## SUPPLIED MATERIAL
[start]

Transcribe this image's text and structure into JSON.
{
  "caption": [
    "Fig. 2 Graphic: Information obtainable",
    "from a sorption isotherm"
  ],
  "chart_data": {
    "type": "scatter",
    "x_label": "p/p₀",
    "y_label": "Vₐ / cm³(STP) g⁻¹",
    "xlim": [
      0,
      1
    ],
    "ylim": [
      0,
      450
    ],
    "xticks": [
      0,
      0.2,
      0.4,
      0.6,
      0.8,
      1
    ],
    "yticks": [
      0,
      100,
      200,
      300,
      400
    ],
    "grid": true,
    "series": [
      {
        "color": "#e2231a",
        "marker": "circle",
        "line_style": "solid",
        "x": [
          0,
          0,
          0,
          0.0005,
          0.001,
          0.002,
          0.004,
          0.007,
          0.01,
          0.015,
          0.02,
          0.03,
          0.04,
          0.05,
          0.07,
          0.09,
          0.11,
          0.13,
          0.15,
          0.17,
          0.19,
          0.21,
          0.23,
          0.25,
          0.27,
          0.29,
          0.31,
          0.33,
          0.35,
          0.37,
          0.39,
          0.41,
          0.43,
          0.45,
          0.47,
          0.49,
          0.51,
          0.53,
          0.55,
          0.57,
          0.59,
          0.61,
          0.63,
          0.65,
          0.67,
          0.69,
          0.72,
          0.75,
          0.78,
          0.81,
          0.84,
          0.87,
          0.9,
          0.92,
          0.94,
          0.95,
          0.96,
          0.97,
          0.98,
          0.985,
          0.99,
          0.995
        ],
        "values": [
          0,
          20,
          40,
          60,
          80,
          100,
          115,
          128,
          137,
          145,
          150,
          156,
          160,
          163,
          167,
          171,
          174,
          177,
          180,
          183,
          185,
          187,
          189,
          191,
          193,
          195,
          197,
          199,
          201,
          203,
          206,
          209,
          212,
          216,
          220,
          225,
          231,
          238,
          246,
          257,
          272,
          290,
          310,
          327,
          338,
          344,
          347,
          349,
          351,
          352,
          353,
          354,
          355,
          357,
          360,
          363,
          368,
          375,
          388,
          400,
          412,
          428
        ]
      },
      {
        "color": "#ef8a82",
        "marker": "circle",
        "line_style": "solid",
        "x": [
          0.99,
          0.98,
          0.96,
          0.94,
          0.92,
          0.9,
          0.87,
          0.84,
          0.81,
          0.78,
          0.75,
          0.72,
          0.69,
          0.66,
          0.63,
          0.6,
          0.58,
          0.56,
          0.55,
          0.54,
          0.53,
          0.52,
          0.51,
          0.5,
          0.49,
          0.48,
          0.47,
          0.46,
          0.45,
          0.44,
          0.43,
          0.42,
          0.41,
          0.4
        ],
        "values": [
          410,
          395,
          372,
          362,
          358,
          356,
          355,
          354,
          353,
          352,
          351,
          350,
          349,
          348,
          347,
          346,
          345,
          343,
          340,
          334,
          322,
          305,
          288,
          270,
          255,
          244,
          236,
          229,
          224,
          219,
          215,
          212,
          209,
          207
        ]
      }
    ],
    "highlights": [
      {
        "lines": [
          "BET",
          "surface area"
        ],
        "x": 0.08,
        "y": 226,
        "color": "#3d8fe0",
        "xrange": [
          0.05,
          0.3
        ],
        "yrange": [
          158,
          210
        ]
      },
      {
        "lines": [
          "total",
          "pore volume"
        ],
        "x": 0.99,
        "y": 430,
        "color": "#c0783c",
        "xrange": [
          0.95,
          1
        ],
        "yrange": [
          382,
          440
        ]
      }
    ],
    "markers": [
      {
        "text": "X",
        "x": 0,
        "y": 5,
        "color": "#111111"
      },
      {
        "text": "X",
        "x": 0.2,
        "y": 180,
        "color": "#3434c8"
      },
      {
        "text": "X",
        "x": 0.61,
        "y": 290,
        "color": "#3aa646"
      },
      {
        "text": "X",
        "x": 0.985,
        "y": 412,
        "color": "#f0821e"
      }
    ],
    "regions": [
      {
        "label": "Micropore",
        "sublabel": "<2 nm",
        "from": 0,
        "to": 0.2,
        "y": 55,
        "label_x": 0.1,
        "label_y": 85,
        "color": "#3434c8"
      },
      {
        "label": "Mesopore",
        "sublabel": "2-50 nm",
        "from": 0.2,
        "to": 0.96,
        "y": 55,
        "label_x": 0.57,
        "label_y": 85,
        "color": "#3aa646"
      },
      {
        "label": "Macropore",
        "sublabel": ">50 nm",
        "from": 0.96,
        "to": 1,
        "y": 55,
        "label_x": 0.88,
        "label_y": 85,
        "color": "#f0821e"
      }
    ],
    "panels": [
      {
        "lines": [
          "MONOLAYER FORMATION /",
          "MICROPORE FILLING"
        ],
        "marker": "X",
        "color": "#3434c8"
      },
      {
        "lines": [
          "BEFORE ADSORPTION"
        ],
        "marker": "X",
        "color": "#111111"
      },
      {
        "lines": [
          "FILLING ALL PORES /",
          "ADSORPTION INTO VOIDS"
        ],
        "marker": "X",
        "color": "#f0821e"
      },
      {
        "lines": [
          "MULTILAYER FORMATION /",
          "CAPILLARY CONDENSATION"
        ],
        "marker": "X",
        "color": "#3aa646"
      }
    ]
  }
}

[end]

Write the material out again in its entirety, exactly as shown.

Transcribe this image's text and structure into JSON.
{
  "caption": [
    "Fig. 2 Graphic: Information obtainable",
    "from a sorption isotherm"
  ],
  "chart_data": {
    "type": "scatter",
    "x_label": "p/p₀",
    "y_label": "Vₐ / cm³(STP) g⁻¹",
    "xlim": [
      0,
      1
    ],
    "ylim": [
      0,
      450
    ],
    "xticks": [
      0,
      0.2,
      0.4,
      0.6,
      0.8,
      1
    ],
    "yticks": [
      0,
      100,
      200,
      300,
      400
    ],
    "grid": true,
    "series": [
      {
        "color": "#e2231a",
        "marker": "circle",
        "line_style": "solid",
        "x": [
          0,
          0,
          0,
          0.0005,
          0.001,
          0.002,
          0.004,
          0.007,
          0.01,
          0.015,
          0.02,
          0.03,
          0.04,
          0.05,
          0.07,
          0.09,
          0.11,
          0.13,
          0.15,
          0.17,
          0.19,
          0.21,
          0.23,
          0.25,
          0.27,
          0.29,
          0.31,
          0.33,
          0.35,
          0.37,
          0.39,
          0.41,
          0.43,
          0.45,
          0.47,
          0.49,
          0.51,
          0.53,
          0.55,
          0.57,
          0.59,
          0.61,
          0.63,
          0.65,
          0.67,
          0.69,
          0.72,
          0.75,
          0.78,
          0.81,
          0.84,
          0.87,
          0.9,
          0.92,
          0.94,
          0.95,
          0.96,
          0.97,
          0.98,
          0.985,
          0.99,
          0.995
        ],
        "values": [
          0,
          20,
          40,
          60,
          80,
          100,
          115,
          128,
          137,
          145,
          150,
          156,
          160,
          163,
          167,
          171,
          174,
          177,
          180,
          183,
          185,
          187,
          189,
          191,
          193,
          195,
          197,
          199,
          201,
          203,
          206,
          209,
          212,
          216,
          220,
          225,
          231,
          238,
          246,
          257,
          272,
          290,
          310,
          327,
          338,
          344,
          347,
          349,
          351,
          352,
          353,
          354,
          355,
          357,
          360,
          363,
          368,
          375,
          388,
          400,
          412,
          428
        ]
      },
      {
        "color": "#ef8a82",
        "marker": "circle",
        "line_style": "solid",
        "x": [
          0.99,
          0.98,
          0.96,
          0.94,
          0.92,
          0.9,
          0.87,
          0.84,
          0.81,
          0.78,
          0.75,
          0.72,
          0.69,
          0.66,
          0.63,
          0.6,
          0.58,
          0.56,
          0.55,
          0.54,
          0.53,
          0.52,
          0.51,
          0.5,
          0.49,
          0.48,
          0.47,
          0.46,
          0.45,
          0.44,
          0.43,
          0.42,
          0.41,
          0.4
        ],
        "values": [
          410,
          395,
          372,
          362,
          358,
          356,
          355,
          354,
          353,
          352,
          351,
          350,
          349,
          348,
          347,
          346,
          345,
          343,
          340,
          334,
          322,
          305,
          288,
          270,
          255,
          244,
          236,
          229,
          224,
          219,
          215,
          212,
          209,
          207
        ]
      }
    ],
    "highlights": [
      {
        "lines": [
          "BET",
          "surface area"
        ],
        "x": 0.08,
        "y": 226,
        "color": "#3d8fe0",
        "xrange": [
          0.05,
          0.3
        ],
        "yrange": [
          158,
          210
        ]
      },
      {
        "lines": [
          "total",
          "pore volume"
        ],
        "x": 0.99,
        "y": 430,
        "color": "#c0783c",
        "xrange": [
          0.95,
          1
        ],
        "yrange": [
          382,
          440
        ]
      }
    ],
    "markers": [
      {
        "text": "X",
        "x": 0,
        "y": 5,
        "color": "#111111"
      },
      {
        "text": "X",
        "x": 0.2,
        "y": 180,
        "color": "#3434c8"
      },
      {
        "text": "X",
        "x": 0.61,
        "y": 290,
        "color": "#3aa646"
      },
      {
        "text": "X",
        "x": 0.985,
        "y": 412,
        "color": "#f0821e"
      }
    ],
    "regions": [
      {
        "label": "Micropore",
        "sublabel": "<2 nm",
        "from": 0,
        "to": 0.2,
        "y": 55,
        "label_x": 0.1,
        "label_y": 85,
        "color": "#3434c8"
      },
      {
        "label": "Mesopore",
        "sublabel": "2-50 nm",
        "from": 0.2,
        "to": 0.96,
        "y": 55,
        "label_x": 0.57,
        "label_y": 85,
        "color": "#3aa646"
      },
      {
        "label": "Macropore",
        "sublabel": ">50 nm",
        "from": 0.96,
        "to": 1,
        "y": 55,
        "label_x": 0.88,
        "label_y": 85,
        "color": "#f0821e"
      }
    ],
    "panels": [
      {
        "lines": [
          "MONOLAYER FORMATION /",
          "MICROPORE FILLING"
        ],
        "marker": "X",
        "color": "#3434c8"
      },
      {
        "lines": [
          "BEFORE ADSORPTION"
        ],
        "marker": "X",
        "color": "#111111"
      },
      {
        "lines": [
          "FILLING ALL PORES /",
          "ADSORPTION INTO VOIDS"
        ],
        "marker": "X",
        "color": "#f0821e"
      },
      {
        "lines": [
          "MULTILAYER FORMATION /",
          "CAPILLARY CONDENSATION"
        ],
        "marker": "X",
        "color": "#3aa646"
      }
    ]
  }
}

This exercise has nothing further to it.